[Begin Text excerpt]

Method 1 – Non-resident tax
Canadian financial institutions and other payers have to
withhold non-resident tax at a rate of 25% on certain types
of Canadian-source income that they pay or credit you as a
non-resident of Canada. The most common types of income
that could be subject to non-resident withholding tax
include:
■ dividends;
■ rental payments;
■ pension payments;
■ Old Age Security pension;
■ Canada Pension Plan or Quebec Pension Plan benefits;
■ retiring allowances;
■ registered retirement savings plan payments;
■ registered retirement income fund payments; and
■ annuity payments.

Method 2 – Tax on taxable income
Certain types of income you earn in Canada must be
reported on a Canadian income tax return. The most
common types of income include:
■ income from employment in Canada;
■ income from a business carried on in Canada;
■ taxable part of Canadian scholarships, fellowships,
bursaries, and research grants; and
■ taxable capital gains from disposing of taxable Canadian
property.
You may be entitled to claim certain deductions from
income to arrive at the taxable amount. You can also claim
a credit for any tax withheld at source or paid on this
income.


See, thats not about "world income" but income pertaining to activity in Canada (most of which should already be withheld, and therefore, you don't even need to report it).

The US is taxing "world income", even if its earned in another country and taxed by another country (exemption and deductions aside). Are they the *only* country that does it? No. But they are among the few. Ill look for a list.

[End Text excerpt]
[Begin Listed records]

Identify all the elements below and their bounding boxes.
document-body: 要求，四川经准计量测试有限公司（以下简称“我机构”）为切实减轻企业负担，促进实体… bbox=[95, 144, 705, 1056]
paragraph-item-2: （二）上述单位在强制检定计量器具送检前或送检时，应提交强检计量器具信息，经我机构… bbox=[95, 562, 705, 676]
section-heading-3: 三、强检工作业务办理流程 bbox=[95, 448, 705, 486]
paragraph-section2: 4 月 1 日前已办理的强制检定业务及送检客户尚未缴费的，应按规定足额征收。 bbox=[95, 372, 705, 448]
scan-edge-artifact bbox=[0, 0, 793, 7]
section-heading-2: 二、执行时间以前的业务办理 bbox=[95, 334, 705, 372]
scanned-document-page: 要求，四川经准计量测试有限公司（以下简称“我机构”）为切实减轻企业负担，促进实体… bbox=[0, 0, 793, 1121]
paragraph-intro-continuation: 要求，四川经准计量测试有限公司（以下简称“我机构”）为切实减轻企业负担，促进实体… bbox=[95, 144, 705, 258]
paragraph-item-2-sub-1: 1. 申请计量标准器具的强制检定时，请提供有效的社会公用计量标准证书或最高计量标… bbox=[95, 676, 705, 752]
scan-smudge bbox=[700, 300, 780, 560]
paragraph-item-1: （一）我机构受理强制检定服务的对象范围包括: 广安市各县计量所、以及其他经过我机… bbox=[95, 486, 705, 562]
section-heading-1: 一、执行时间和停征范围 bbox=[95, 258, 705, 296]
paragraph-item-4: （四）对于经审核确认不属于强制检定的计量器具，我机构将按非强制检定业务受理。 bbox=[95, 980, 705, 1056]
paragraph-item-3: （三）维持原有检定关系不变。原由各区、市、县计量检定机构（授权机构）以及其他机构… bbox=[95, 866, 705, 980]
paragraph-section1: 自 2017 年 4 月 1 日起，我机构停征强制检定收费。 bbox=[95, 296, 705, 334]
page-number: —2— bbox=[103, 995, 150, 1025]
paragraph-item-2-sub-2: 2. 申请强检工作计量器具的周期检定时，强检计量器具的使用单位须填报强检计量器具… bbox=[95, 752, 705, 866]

[End Listed records]
[Begin Listed records]

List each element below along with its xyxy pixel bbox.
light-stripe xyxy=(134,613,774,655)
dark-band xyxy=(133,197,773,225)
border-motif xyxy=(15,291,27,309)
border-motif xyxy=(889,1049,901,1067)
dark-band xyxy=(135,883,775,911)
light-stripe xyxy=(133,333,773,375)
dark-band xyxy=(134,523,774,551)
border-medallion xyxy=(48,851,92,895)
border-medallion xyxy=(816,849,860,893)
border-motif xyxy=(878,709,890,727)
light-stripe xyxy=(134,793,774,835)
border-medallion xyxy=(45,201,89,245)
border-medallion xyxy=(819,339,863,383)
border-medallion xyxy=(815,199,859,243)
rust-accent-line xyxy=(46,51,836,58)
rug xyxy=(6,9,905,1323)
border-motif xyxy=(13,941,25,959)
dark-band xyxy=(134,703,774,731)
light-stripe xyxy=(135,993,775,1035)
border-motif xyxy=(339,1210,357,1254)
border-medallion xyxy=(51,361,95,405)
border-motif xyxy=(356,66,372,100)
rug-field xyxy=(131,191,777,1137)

[End Listed records]

▶ [Written tasks]:
**a.** Please write out the passage of the Canadian tax text above that begins at the words "The US is taxing" and stops after "for a list.".
**b.** In the Canadian tax text, at what rate must Canadian financial institutions and other payers withhold non-resident tax?

▶ [Written answers]:
**a.**
The US is taxing "world income", even if its earned in another country and taxed by another country (exemption and deductions aside). Are they the *only* country that does it? No. But they are among the few. Ill look for a list.

**b.** 25%